— Start of Supplied data —
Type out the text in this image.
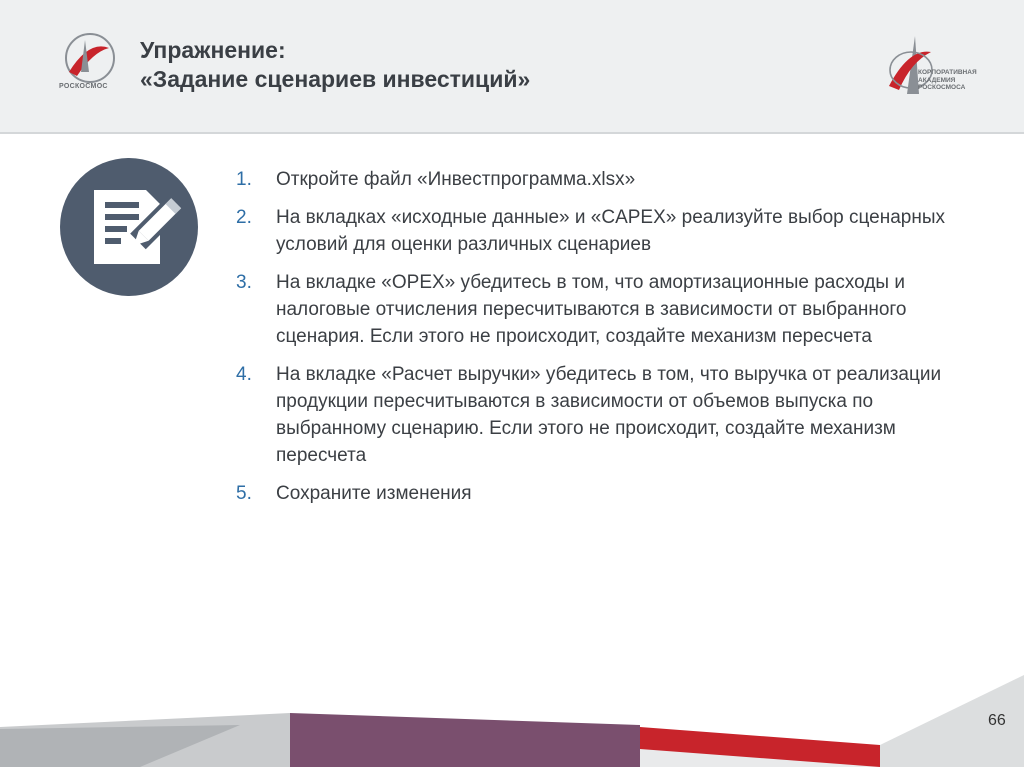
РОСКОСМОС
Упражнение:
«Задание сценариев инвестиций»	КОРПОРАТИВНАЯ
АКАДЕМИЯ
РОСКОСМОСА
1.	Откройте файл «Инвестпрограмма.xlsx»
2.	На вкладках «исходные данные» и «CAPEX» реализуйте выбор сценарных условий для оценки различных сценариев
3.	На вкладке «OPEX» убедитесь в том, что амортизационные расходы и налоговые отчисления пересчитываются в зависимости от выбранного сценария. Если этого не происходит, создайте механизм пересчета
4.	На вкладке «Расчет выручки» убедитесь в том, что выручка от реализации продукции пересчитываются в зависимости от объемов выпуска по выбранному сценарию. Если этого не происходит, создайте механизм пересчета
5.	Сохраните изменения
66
— End of Supplied data —
— Start of Supplied data —
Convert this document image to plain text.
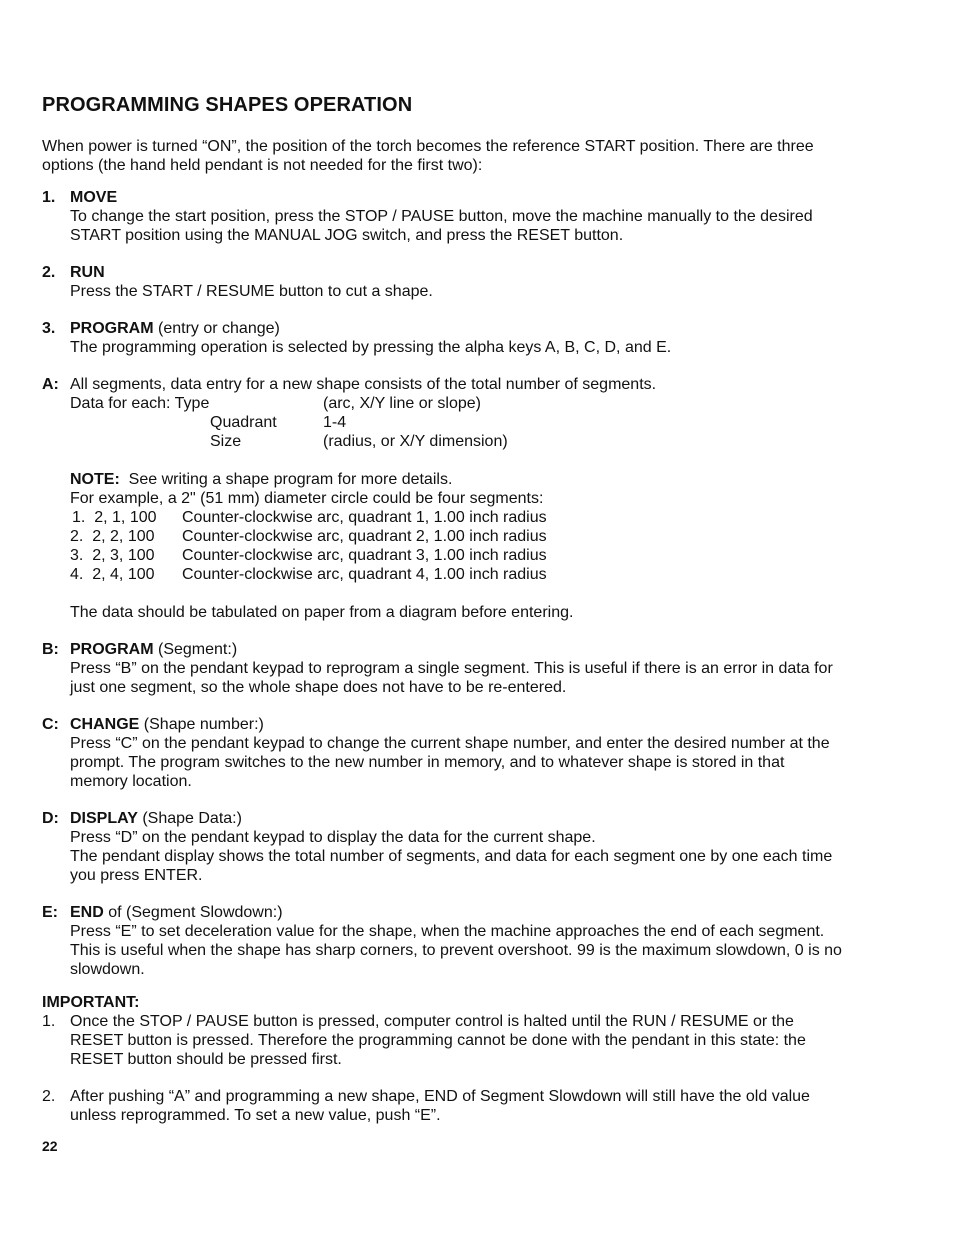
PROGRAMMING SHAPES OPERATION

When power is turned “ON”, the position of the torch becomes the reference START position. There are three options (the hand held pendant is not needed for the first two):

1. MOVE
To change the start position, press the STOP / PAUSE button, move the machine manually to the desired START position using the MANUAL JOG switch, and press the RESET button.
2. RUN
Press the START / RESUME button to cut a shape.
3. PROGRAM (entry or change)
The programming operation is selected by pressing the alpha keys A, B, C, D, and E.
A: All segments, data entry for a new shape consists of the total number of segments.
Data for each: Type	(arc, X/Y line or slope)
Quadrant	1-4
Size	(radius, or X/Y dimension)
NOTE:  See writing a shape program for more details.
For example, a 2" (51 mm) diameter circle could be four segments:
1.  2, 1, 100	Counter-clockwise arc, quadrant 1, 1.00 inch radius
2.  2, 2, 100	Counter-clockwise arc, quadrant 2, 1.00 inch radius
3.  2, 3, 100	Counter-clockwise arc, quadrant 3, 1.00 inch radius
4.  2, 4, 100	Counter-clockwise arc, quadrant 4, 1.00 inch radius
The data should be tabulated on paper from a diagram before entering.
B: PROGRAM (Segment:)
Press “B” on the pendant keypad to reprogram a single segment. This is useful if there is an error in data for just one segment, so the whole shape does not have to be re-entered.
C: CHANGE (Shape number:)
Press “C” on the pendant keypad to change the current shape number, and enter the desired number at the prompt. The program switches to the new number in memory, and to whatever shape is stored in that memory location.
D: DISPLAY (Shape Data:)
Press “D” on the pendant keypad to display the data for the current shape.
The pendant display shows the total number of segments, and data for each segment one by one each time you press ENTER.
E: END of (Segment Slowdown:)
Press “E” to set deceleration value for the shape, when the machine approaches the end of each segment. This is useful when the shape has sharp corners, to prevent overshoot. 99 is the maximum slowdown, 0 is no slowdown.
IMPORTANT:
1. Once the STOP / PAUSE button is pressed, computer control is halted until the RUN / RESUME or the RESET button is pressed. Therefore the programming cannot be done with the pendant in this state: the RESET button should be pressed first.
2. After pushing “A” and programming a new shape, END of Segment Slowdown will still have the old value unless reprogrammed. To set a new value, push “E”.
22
— End of Supplied data —
Problem
Show the lines that mention the word "total".

Solution
A: All segments, data entry for a new shape consists of the total number of segments.
The pendant display shows the total number of segments, and data for each segment one by one each time you press ENTER.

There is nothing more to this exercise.